### [EXERCISE INSTRUCTIONS]
All of the material below is to be retyped exactly.

### [RECORDED DATA]
○ ○ ○ ○

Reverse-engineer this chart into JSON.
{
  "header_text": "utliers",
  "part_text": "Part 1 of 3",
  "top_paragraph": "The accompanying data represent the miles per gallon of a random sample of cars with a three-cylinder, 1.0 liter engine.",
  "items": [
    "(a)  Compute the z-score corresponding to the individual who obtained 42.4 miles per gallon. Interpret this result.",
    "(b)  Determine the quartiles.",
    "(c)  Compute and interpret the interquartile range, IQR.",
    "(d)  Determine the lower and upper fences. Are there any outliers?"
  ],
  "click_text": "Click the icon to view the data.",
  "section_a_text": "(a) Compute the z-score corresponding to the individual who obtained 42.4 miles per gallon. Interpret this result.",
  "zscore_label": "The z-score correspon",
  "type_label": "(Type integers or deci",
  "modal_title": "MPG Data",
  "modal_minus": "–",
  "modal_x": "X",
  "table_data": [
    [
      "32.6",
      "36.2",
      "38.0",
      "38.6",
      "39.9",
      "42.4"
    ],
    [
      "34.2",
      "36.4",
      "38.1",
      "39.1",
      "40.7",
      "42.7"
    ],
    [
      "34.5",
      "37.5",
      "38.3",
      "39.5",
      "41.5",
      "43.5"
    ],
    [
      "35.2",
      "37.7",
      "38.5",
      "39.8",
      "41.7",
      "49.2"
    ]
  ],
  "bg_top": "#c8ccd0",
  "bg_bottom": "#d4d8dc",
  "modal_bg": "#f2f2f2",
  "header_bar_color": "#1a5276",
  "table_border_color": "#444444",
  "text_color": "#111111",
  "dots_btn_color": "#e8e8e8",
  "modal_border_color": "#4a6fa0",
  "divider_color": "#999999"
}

○ ○ ○ ○

### [TASK OUTPUT]
Reverse-engineer this chart into JSON.
{
  "header_text": "utliers",
  "part_text": "Part 1 of 3",
  "top_paragraph": "The accompanying data represent the miles per gallon of a random sample of cars with a three-cylinder, 1.0 liter engine.",
  "items": [
    "(a)  Compute the z-score corresponding to the individual who obtained 42.4 miles per gallon. Interpret this result.",
    "(b)  Determine the quartiles.",
    "(c)  Compute and interpret the interquartile range, IQR.",
    "(d)  Determine the lower and upper fences. Are there any outliers?"
  ],
  "click_text": "Click the icon to view the data.",
  "section_a_text": "(a) Compute the z-score corresponding to the individual who obtained 42.4 miles per gallon. Interpret this result.",
  "zscore_label": "The z-score correspon",
  "type_label": "(Type integers or deci",
  "modal_title": "MPG Data",
  "modal_minus": "–",
  "modal_x": "X",
  "table_data": [
    [
      "32.6",
      "36.2",
      "38.0",
      "38.6",
      "39.9",
      "42.4"
    ],
    [
      "34.2",
      "36.4",
      "38.1",
      "39.1",
      "40.7",
      "42.7"
    ],
    [
      "34.5",
      "37.5",
      "38.3",
      "39.5",
      "41.5",
      "43.5"
    ],
    [
      "35.2",
      "37.7",
      "38.5",
      "39.8",
      "41.7",
      "49.2"
    ]
  ],
  "bg_top": "#c8ccd0",
  "bg_bottom": "#d4d8dc",
  "modal_bg": "#f2f2f2",
  "header_bar_color": "#1a5276",
  "table_border_color": "#444444",
  "text_color": "#111111",
  "dots_btn_color": "#e8e8e8",
  "modal_border_color": "#4a6fa0",
  "divider_color": "#999999"
}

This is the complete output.